Data for the task:
+-------+
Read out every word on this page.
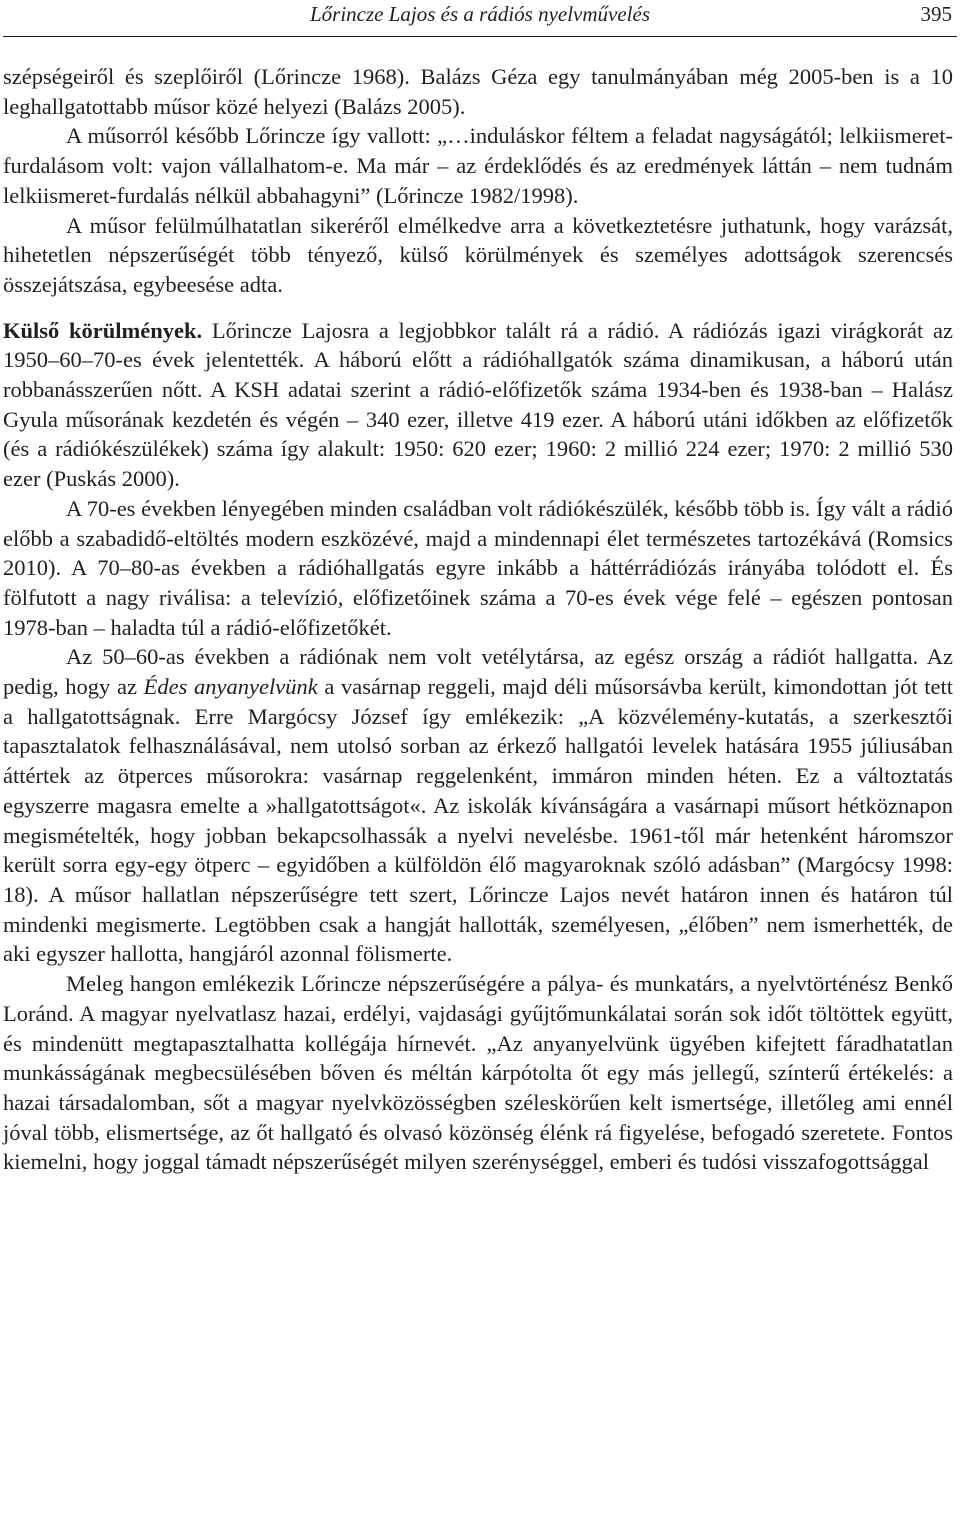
Lőrincze Lajos és a rádiós nyelvművelés	395

szépségeiről és szeplőiről (Lőrincze 1968). Balázs Géza egy tanulmányában még 2005-ben is a 10 leghallgatottabb műsor közé helyezi (Balázs 2005).

A műsorról később Lőrincze így vallott: „…induláskor féltem a feladat nagyságától; lelkiismeret-furdalásom volt: vajon vállalhatom-e. Ma már – az érdeklődés és az eredmények láttán – nem tudnám lelkiismeret-furdalás nélkül abbahagyni” (Lőrincze 1982/1998).

A műsor felülmúlhatatlan sikeréről elmélkedve arra a következtetésre juthatunk, hogy varázsát, hihetetlen népszerűségét több tényező, külső körülmények és személyes adottságok szerencsés összejátszása, egybeesése adta.

Külső körülmények. Lőrincze Lajosra a legjobbkor talált rá a rádió. A rádiózás igazi virágkorát az 1950–60–70-es évek jelentették. A háború előtt a rádióhallgatók száma dinamikusan, a háború után robbanásszerűen nőtt. A KSH adatai szerint a rádió-előfizetők száma 1934-ben és 1938-ban – Halász Gyula műsorának kezdetén és végén – 340 ezer, illetve 419 ezer. A háború utáni időkben az előfizetők (és a rádiókészülékek) száma így alakult: 1950: 620 ezer; 1960: 2 millió 224 ezer; 1970: 2 millió 530 ezer (Puskás 2000).

A 70-es években lényegében minden családban volt rádiókészülék, később több is. Így vált a rádió előbb a szabadidő-eltöltés modern eszközévé, majd a mindennapi élet természetes tartozékává (Romsics 2010). A 70–80-as években a rádióhallgatás egyre inkább a háttérrádiózás irányába tolódott el. És fölfutott a nagy riválisa: a televízió, előfizetőinek száma a 70-es évek vége felé – egészen pontosan 1978-ban – haladta túl a rádió-előfizetőkét.

Az 50–60-as években a rádiónak nem volt vetélytársa, az egész ország a rádiót hallgatta. Az pedig, hogy az Édes anyanyelvünk a vasárnap reggeli, majd déli műsorsávba került, kimondottan jót tett a hallgatottságnak. Erre Margócsy József így emlékezik: „A közvélemény-kutatás, a szerkesztői tapasztalatok felhasználásával, nem utolsó sorban az érkező hallgatói levelek hatására 1955 júliusában áttértek az ötperces műsorokra: vasárnap reggelenként, immáron minden héten. Ez a változtatás egyszerre magasra emelte a »hallgatottságot«. Az iskolák kívánságára a vasárnapi műsort hétköznapon megismételték, hogy jobban bekapcsolhassák a nyelvi nevelésbe. 1961-től már hetenként háromszor került sorra egy-egy ötperc – egyidőben a külföldön élő magyaroknak szóló adásban” (Margócsy 1998: 18). A műsor hallatlan népszerűségre tett szert, Lőrincze Lajos nevét határon innen és határon túl mindenki megismerte. Legtöbben csak a hangját hallották, személyesen, „élőben” nem ismerhették, de aki egyszer hallotta, hangjáról azonnal fölismerte.

Meleg hangon emlékezik Lőrincze népszerűségére a pálya- és munkatárs, a nyelvtörténész Benkő Loránd. A magyar nyelvatlasz hazai, erdélyi, vajdasági gyűjtőmunkálatai során sok időt töltöttek együtt, és mindenütt megtapasztalhatta kollégája hírnevét. „Az anyanyelvünk ügyében kifejtett fáradhatatlan munkásságának megbecsülésében bőven és méltán kárpótolta őt egy más jellegű, színterű értékelés: a hazai társadalomban, sőt a magyar nyelvközösségben széleskörűen kelt ismertsége, illetőleg ami ennél jóval több, elismertsége, az őt hallgató és olvasó közönség élénk rá figyelése, befogadó szeretete. Fontos kiemelni, hogy joggal támadt népszerűségét milyen szerénységgel, emberi és tudósi visszafogottsággal
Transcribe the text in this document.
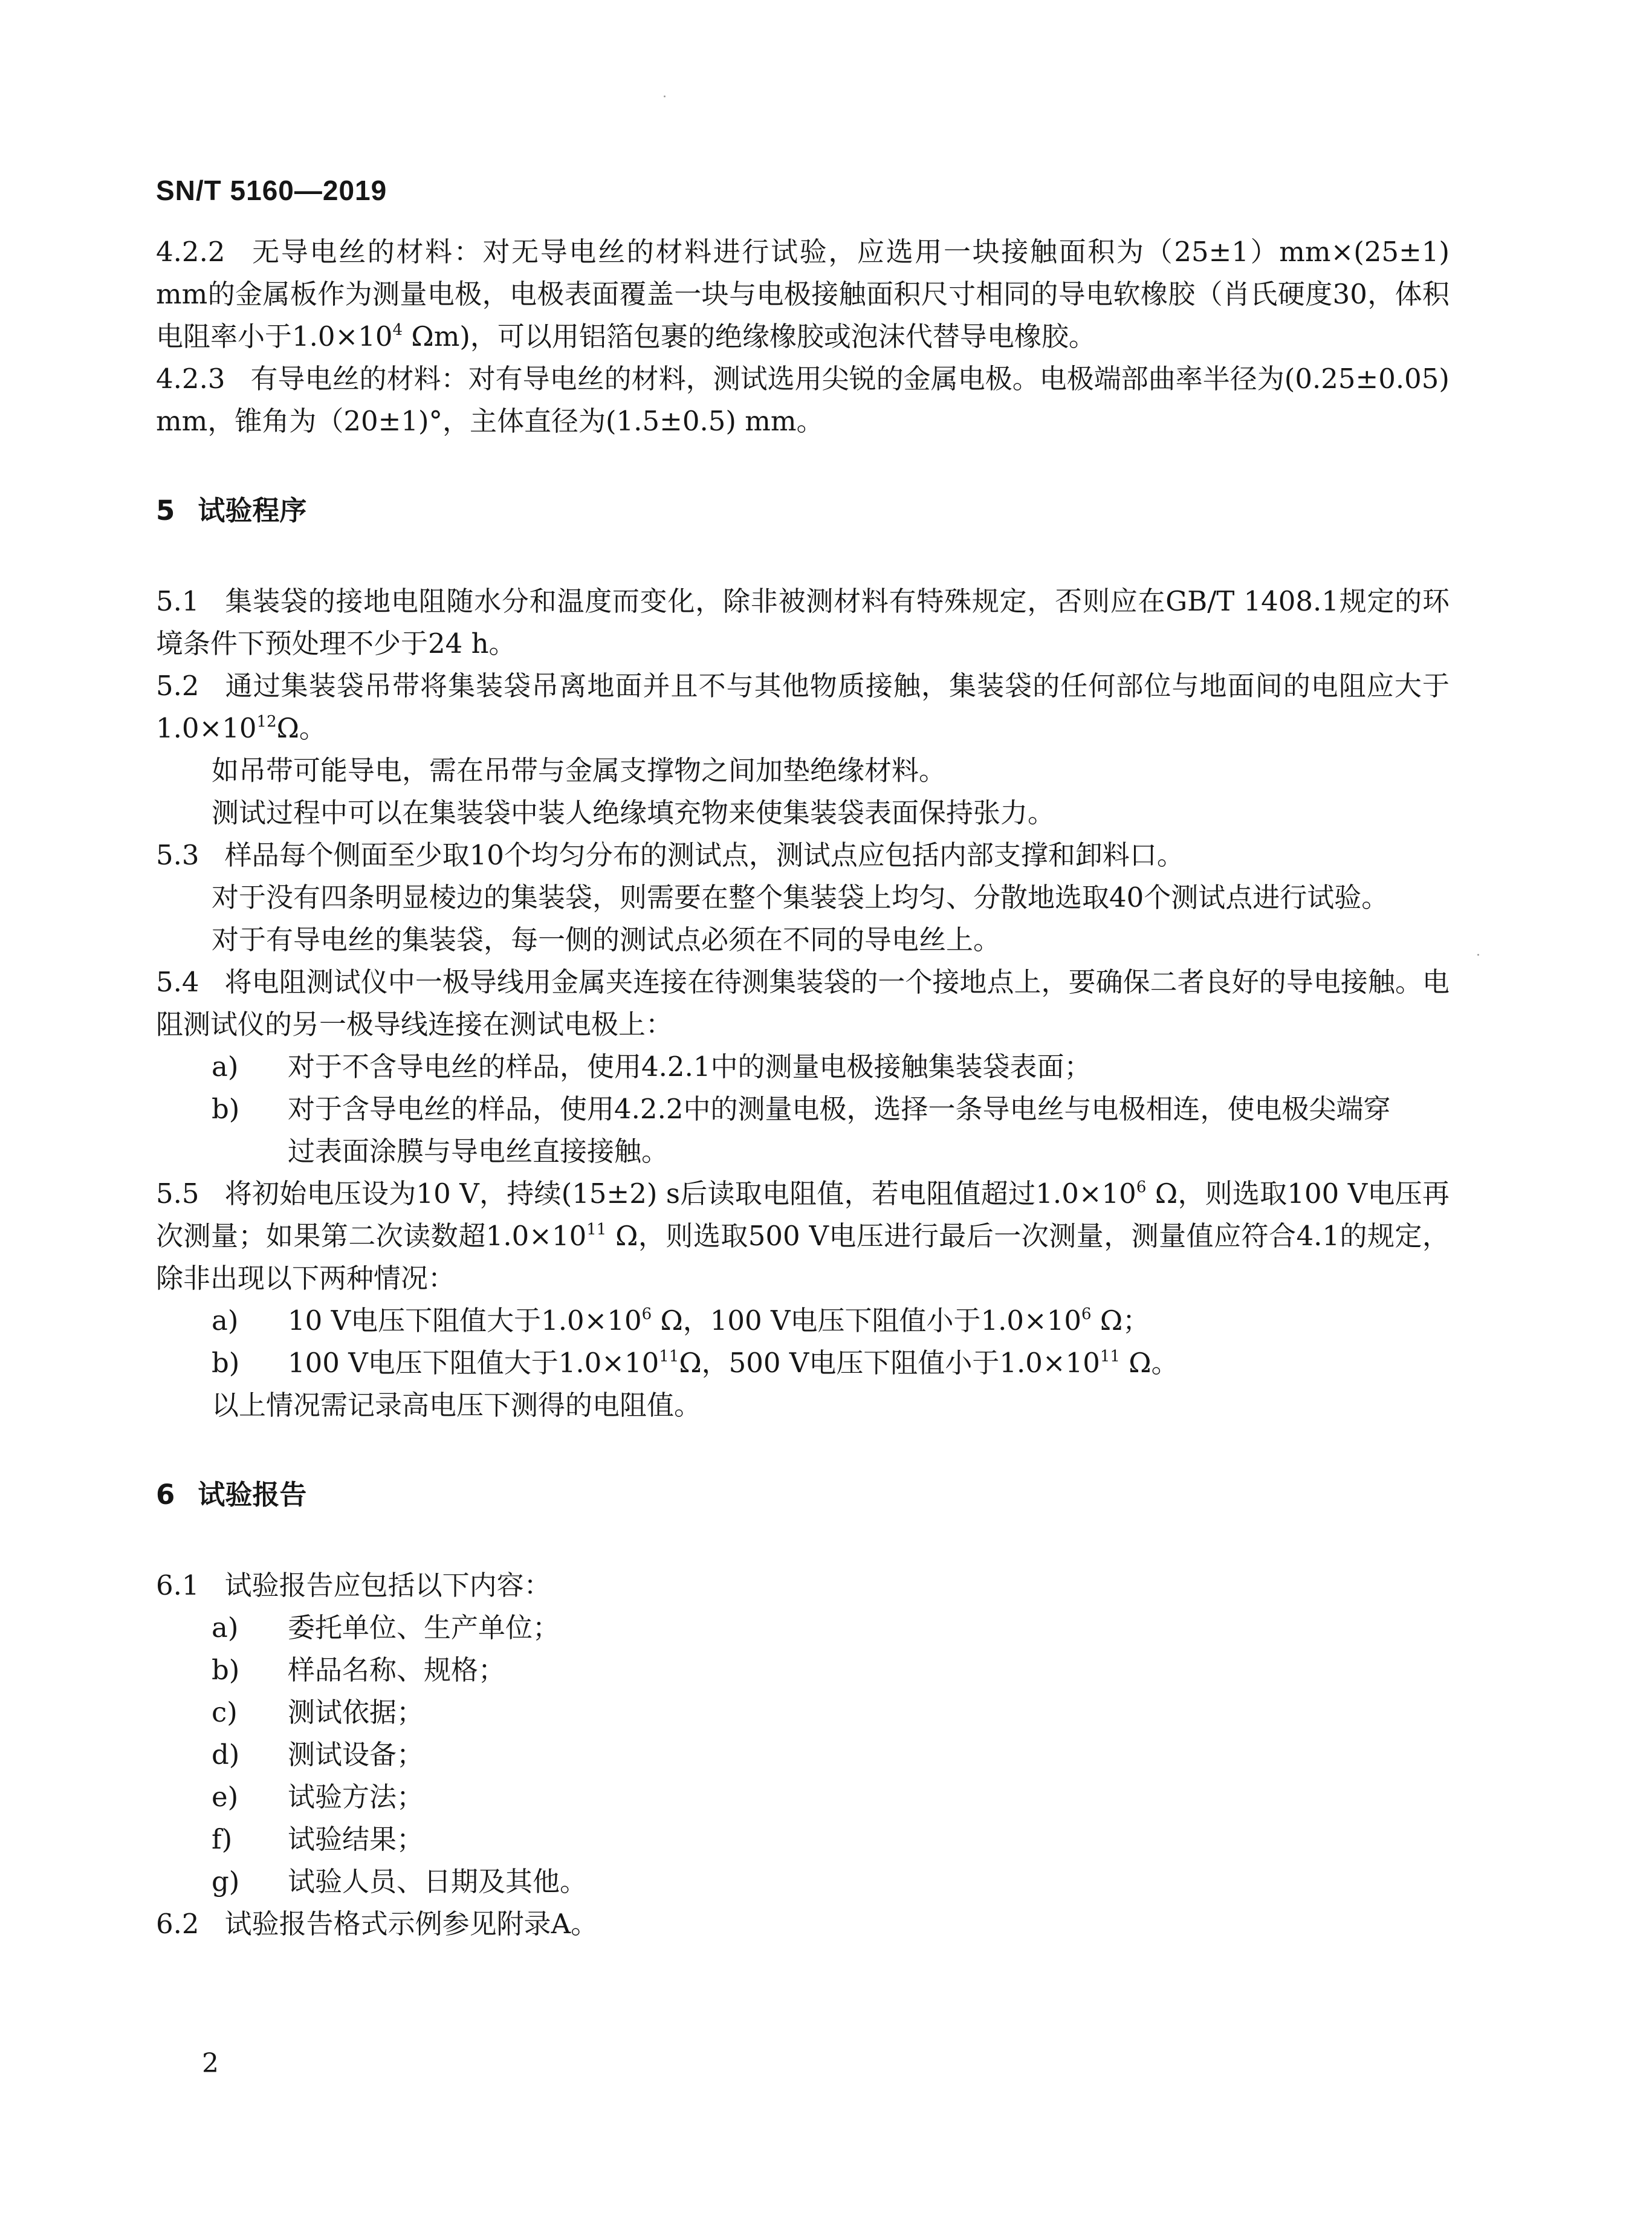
SN/T 5160—2019

4.2.2 无导电丝的材料：对无导电丝的材料进行试验，应选用一块接触面积为（25±1）mm×(25±1) mm的金属板作为测量电极，电极表面覆盖一块与电极接触面积尺寸相同的导电软橡胶（肖氏硬度30，体积电阻率小于$1.0\times 10^4$ Ωm)，可以用铝箔包裹的绝缘橡胶或泡沫代替导电橡胶。

4.2.3 有导电丝的材料：对有导电丝的材料，测试选用尖锐的金属电极。电极端部曲率半径为(0.25±0.05) mm，锥角为（20±1)°，主体直径为(1.5±0.5) mm。

5 试验程序

5.1 集装袋的接地电阻随水分和温度而变化，除非被测材料有特殊规定，否则应在GB/T 1408.1规定的环境条件下预处理不少于24 h。

5.2 通过集装袋吊带将集装袋吊离地面并且不与其他物质接触，集装袋的任何部位与地面间的电阻应大于$1.0\times 10^{12}\Omega$。

如吊带可能导电，需在吊带与金属支撑物之间加垫绝缘材料。

测试过程中可以在集装袋中装人绝缘填充物来使集装袋表面保持张力。

5.3 样品每个侧面至少取10个均匀分布的测试点，测试点应包括内部支撑和卸料口。

对于没有四条明显棱边的集装袋，则需要在整个集装袋上均匀、分散地选取40个测试点进行试验。

对于有导电丝的集装袋，每一侧的测试点必须在不同的导电丝上。

5.4 将电阻测试仪中一极导线用金属夹连接在待测集装袋的一个接地点上，要确保二者良好的导电接触。电阻测试仪的另一极导线连接在测试电极上：

a) 对于不含导电丝的样品，使用4.2.1中的测量电极接触集装袋表面；
b) 对于含导电丝的样品，使用4.2.2中的测量电极，选择一条导电丝与电极相连，使电极尖端穿
过表面涂膜与导电丝直接接触。

5.5 将初始电压设为10 V，持续(15±2) s后读取电阻值，若电阻值超过$1.0\times 10^6$ Ω，则选取100 V电压再次测量；如果第二次读数超$1.0\times 10^{11}$ Ω，则选取500 V电压进行最后一次测量，测量值应符合4.1的规定，除非出现以下两种情况：

a) 10 V电压下阻值大于$1.0\times 10^6$ Ω，100 V电压下阻值小于$1.0\times 10^6$ Ω；
b) 100 V电压下阻值大于$1.0\times 10^{11}\Omega$，500 V电压下阻值小于$1.0\times 10^{11}$ Ω。

以上情况需记录高电压下测得的电阻值。

6 试验报告

6.1 试验报告应包括以下内容：

a) 委托单位、生产单位；
b) 样品名称、规格；
c) 测试依据；
d) 测试设备；
e) 试验方法；
f) 试验结果；
g) 试验人员、日期及其他。

6.2 试验报告格式示例参见附录A。

2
+-------+
The exercise: Using the records above, retype everything exactly except the pictures.

Output of the exercise:
Read out every word on this page.
Lőrincze Lajos és a rádiós nyelvművelés	395

szépségeiről és szeplőiről (Lőrincze 1968). Balázs Géza egy tanulmányában még 2005-ben is a 10 leghallgatottabb műsor közé helyezi (Balázs 2005).

A műsorról később Lőrincze így vallott: „…induláskor féltem a feladat nagyságától; lelkiismeret-furdalásom volt: vajon vállalhatom-e. Ma már – az érdeklődés és az eredmények láttán – nem tudnám lelkiismeret-furdalás nélkül abbahagyni” (Lőrincze 1982/1998).

A műsor felülmúlhatatlan sikeréről elmélkedve arra a következtetésre juthatunk, hogy varázsát, hihetetlen népszerűségét több tényező, külső körülmények és személyes adottságok szerencsés összejátszása, egybeesése adta.

Külső körülmények. Lőrincze Lajosra a legjobbkor talált rá a rádió. A rádiózás igazi virágkorát az 1950–60–70-es évek jelentették. A háború előtt a rádióhallgatók száma dinamikusan, a háború után robbanásszerűen nőtt. A KSH adatai szerint a rádió-előfizetők száma 1934-ben és 1938-ban – Halász Gyula műsorának kezdetén és végén – 340 ezer, illetve 419 ezer. A háború utáni időkben az előfizetők (és a rádiókészülékek) száma így alakult: 1950: 620 ezer; 1960: 2 millió 224 ezer; 1970: 2 millió 530 ezer (Puskás 2000).

A 70-es években lényegében minden családban volt rádiókészülék, később több is. Így vált a rádió előbb a szabadidő-eltöltés modern eszközévé, majd a mindennapi élet természetes tartozékává (Romsics 2010). A 70–80-as években a rádióhallgatás egyre inkább a háttérrádiózás irányába tolódott el. És fölfutott a nagy riválisa: a televízió, előfizetőinek száma a 70-es évek vége felé – egészen pontosan 1978-ban – haladta túl a rádió-előfizetőkét.

Az 50–60-as években a rádiónak nem volt vetélytársa, az egész ország a rádiót hallgatta. Az pedig, hogy az Édes anyanyelvünk a vasárnap reggeli, majd déli műsorsávba került, kimondottan jót tett a hallgatottságnak. Erre Margócsy József így emlékezik: „A közvélemény-kutatás, a szerkesztői tapasztalatok felhasználásával, nem utolsó sorban az érkező hallgatói levelek hatására 1955 júliusában áttértek az ötperces műsorokra: vasárnap reggelenként, immáron minden héten. Ez a változtatás egyszerre magasra emelte a »hallgatottságot«. Az iskolák kívánságára a vasárnapi műsort hétköznapon megismételték, hogy jobban bekapcsolhassák a nyelvi nevelésbe. 1961-től már hetenként háromszor került sorra egy-egy ötperc – egyidőben a külföldön élő magyaroknak szóló adásban” (Margócsy 1998: 18). A műsor hallatlan népszerűségre tett szert, Lőrincze Lajos nevét határon innen és határon túl mindenki megismerte. Legtöbben csak a hangját hallották, személyesen, „élőben” nem ismerhették, de aki egyszer hallotta, hangjáról azonnal fölismerte.

Meleg hangon emlékezik Lőrincze népszerűségére a pálya- és munkatárs, a nyelvtörténész Benkő Loránd. A magyar nyelvatlasz hazai, erdélyi, vajdasági gyűjtőmunkálatai során sok időt töltöttek együtt, és mindenütt megtapasztalhatta kollégája hírnevét. „Az anyanyelvünk ügyében kifejtett fáradhatatlan munkásságának megbecsülésében bőven és méltán kárpótolta őt egy más jellegű, színterű értékelés: a hazai társadalomban, sőt a magyar nyelvközösségben széleskörűen kelt ismertsége, illetőleg ami ennél jóval több, elismertsége, az őt hallgató és olvasó közönség élénk rá figyelése, befogadó szeretete. Fontos kiemelni, hogy joggal támadt népszerűségét milyen szerénységgel, emberi és tudósi visszafogottsággal
Transcribe the text in this document.
SN/T 5160—2019

4.2.2 无导电丝的材料：对无导电丝的材料进行试验，应选用一块接触面积为（25±1）mm×(25±1) mm的金属板作为测量电极，电极表面覆盖一块与电极接触面积尺寸相同的导电软橡胶（肖氏硬度30，体积电阻率小于$1.0\times 10^4$ Ωm)，可以用铝箔包裹的绝缘橡胶或泡沫代替导电橡胶。

4.2.3 有导电丝的材料：对有导电丝的材料，测试选用尖锐的金属电极。电极端部曲率半径为(0.25±0.05) mm，锥角为（20±1)°，主体直径为(1.5±0.5) mm。

5 试验程序

5.1 集装袋的接地电阻随水分和温度而变化，除非被测材料有特殊规定，否则应在GB/T 1408.1规定的环境条件下预处理不少于24 h。

5.2 通过集装袋吊带将集装袋吊离地面并且不与其他物质接触，集装袋的任何部位与地面间的电阻应大于$1.0\times 10^{12}\Omega$。

如吊带可能导电，需在吊带与金属支撑物之间加垫绝缘材料。

测试过程中可以在集装袋中装人绝缘填充物来使集装袋表面保持张力。

5.3 样品每个侧面至少取10个均匀分布的测试点，测试点应包括内部支撑和卸料口。

对于没有四条明显棱边的集装袋，则需要在整个集装袋上均匀、分散地选取40个测试点进行试验。

对于有导电丝的集装袋，每一侧的测试点必须在不同的导电丝上。

5.4 将电阻测试仪中一极导线用金属夹连接在待测集装袋的一个接地点上，要确保二者良好的导电接触。电阻测试仪的另一极导线连接在测试电极上：

a) 对于不含导电丝的样品，使用4.2.1中的测量电极接触集装袋表面；
b) 对于含导电丝的样品，使用4.2.2中的测量电极，选择一条导电丝与电极相连，使电极尖端穿
过表面涂膜与导电丝直接接触。

5.5 将初始电压设为10 V，持续(15±2) s后读取电阻值，若电阻值超过$1.0\times 10^6$ Ω，则选取100 V电压再次测量；如果第二次读数超$1.0\times 10^{11}$ Ω，则选取500 V电压进行最后一次测量，测量值应符合4.1的规定，除非出现以下两种情况：

a) 10 V电压下阻值大于$1.0\times 10^6$ Ω，100 V电压下阻值小于$1.0\times 10^6$ Ω；
b) 100 V电压下阻值大于$1.0\times 10^{11}\Omega$，500 V电压下阻值小于$1.0\times 10^{11}$ Ω。

以上情况需记录高电压下测得的电阻值。

6 试验报告

6.1 试验报告应包括以下内容：

a) 委托单位、生产单位；
b) 样品名称、规格；
c) 测试依据；
d) 测试设备；
e) 试验方法；
f) 试验结果；
g) 试验人员、日期及其他。

6.2 试验报告格式示例参见附录A。

2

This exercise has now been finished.